Excerpt from a dataset
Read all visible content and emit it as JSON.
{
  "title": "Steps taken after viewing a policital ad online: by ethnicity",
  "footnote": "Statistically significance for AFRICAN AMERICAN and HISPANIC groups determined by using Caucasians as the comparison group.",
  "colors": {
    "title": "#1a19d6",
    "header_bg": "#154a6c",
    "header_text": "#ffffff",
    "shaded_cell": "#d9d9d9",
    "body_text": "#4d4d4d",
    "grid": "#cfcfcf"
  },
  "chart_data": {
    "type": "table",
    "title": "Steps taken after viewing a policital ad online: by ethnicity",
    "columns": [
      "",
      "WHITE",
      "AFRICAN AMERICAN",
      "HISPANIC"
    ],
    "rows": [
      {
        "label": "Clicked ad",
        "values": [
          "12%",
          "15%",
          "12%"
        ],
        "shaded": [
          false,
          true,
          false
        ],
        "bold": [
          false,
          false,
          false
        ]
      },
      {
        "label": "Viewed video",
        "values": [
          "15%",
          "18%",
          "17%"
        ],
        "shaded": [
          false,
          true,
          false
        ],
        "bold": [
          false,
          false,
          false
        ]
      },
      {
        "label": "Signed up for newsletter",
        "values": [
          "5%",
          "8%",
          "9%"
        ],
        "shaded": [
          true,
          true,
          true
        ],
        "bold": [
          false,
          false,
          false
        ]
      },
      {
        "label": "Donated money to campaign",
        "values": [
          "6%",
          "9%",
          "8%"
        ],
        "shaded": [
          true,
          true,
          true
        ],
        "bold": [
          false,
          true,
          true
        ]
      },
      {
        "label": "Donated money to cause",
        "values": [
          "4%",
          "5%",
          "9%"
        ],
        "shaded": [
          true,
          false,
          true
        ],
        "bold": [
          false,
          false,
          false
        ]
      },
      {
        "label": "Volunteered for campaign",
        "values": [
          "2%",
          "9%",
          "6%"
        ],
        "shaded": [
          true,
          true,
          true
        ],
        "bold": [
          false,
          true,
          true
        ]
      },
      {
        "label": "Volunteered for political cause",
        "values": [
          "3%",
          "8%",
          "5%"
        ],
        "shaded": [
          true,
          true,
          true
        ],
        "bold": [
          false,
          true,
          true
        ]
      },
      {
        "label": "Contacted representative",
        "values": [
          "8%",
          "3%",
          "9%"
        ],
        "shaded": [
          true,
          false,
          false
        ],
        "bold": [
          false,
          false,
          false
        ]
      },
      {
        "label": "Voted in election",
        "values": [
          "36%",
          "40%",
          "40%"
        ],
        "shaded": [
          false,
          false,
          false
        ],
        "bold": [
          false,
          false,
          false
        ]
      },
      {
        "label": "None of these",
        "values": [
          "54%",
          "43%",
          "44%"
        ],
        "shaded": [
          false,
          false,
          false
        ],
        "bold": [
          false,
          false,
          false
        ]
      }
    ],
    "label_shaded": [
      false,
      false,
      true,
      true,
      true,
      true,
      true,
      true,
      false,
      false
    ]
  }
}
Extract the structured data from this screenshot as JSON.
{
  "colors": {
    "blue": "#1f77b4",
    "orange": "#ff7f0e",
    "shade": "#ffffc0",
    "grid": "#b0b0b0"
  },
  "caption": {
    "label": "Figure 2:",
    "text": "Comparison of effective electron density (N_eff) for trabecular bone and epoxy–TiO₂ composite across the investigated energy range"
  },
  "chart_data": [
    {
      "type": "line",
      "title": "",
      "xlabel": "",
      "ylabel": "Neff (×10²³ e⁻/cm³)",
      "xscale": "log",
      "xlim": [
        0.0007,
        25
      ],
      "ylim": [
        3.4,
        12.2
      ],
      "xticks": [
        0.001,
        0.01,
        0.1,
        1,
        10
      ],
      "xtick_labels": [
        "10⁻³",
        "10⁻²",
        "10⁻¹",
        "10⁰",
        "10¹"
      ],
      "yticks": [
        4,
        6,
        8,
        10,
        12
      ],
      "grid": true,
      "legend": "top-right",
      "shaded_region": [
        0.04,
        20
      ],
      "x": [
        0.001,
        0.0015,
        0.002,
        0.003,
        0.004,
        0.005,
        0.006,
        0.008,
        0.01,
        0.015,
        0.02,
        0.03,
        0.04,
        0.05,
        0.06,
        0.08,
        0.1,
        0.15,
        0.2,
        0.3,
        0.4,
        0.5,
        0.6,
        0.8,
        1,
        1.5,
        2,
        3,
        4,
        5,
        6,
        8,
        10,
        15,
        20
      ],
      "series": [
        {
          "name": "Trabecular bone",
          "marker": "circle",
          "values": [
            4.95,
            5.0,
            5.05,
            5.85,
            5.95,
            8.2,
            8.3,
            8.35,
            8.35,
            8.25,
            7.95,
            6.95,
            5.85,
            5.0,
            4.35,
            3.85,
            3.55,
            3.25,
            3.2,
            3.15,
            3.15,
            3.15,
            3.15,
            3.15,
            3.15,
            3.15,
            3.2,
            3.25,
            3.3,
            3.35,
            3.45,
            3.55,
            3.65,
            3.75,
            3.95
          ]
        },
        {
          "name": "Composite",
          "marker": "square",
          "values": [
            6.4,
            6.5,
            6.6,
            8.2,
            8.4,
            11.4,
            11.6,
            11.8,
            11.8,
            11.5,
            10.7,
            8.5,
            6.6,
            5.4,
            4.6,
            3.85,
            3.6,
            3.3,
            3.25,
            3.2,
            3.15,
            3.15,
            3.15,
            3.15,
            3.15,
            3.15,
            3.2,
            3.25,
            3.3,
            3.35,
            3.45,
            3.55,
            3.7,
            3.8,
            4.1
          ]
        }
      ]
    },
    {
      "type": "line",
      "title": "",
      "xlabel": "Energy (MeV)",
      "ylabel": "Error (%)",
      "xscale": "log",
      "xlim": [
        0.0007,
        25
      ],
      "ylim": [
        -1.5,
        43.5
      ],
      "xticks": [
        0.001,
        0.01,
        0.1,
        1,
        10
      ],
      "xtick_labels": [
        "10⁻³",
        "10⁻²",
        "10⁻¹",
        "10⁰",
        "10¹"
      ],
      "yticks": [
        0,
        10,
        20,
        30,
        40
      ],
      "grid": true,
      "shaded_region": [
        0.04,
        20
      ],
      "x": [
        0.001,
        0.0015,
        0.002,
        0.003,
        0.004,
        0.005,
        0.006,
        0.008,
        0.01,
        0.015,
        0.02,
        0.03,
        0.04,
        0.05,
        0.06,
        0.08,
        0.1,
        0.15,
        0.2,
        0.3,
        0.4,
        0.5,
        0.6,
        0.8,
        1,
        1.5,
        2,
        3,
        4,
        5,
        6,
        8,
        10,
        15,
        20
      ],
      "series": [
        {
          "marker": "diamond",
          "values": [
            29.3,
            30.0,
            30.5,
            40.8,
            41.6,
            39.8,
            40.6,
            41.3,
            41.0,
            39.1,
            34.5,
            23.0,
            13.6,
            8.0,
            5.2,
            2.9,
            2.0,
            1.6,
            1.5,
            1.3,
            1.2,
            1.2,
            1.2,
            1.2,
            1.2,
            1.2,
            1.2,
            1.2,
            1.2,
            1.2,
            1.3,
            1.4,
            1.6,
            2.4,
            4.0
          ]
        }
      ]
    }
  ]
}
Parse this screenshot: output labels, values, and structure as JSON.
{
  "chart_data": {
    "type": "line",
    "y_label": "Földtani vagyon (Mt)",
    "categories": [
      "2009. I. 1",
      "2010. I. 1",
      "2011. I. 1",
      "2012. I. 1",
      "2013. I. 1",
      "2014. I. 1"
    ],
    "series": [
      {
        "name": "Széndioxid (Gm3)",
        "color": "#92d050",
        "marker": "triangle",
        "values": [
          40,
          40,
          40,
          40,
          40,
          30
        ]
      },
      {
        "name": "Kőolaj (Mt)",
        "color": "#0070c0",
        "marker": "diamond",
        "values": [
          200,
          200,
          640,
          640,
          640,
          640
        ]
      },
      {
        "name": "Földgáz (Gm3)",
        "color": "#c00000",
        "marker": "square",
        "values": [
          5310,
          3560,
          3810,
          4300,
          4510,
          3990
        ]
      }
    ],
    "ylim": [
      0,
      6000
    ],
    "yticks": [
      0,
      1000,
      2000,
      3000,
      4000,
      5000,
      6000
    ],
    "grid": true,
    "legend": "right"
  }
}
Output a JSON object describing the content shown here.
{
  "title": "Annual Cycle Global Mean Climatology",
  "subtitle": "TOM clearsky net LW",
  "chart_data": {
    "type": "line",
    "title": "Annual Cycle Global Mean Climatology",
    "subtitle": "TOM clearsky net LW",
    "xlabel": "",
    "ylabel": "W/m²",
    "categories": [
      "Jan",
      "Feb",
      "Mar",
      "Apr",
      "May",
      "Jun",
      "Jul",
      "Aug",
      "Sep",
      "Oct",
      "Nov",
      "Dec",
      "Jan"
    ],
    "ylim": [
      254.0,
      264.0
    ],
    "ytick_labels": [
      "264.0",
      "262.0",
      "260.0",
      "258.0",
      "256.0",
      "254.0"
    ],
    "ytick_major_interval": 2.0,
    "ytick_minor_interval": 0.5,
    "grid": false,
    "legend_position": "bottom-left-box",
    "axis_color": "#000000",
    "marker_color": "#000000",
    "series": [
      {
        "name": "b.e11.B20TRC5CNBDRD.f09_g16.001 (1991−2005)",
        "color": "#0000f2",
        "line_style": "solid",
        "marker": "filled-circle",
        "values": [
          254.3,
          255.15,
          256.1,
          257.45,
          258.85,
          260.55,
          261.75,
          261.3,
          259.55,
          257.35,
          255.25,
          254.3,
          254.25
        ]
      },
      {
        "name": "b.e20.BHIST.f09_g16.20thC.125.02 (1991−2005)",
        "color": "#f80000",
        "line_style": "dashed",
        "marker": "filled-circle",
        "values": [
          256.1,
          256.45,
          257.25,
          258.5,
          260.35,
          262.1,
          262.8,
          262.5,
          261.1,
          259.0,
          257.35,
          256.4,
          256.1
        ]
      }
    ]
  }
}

**Set problem:** Scan the data above and copy every line with "taken" in it.

**Result below:**
  "title": "Steps taken after viewing a policital ad online: by ethnicity",
    "title": "Steps taken after viewing a policital ad online: by ethnicity",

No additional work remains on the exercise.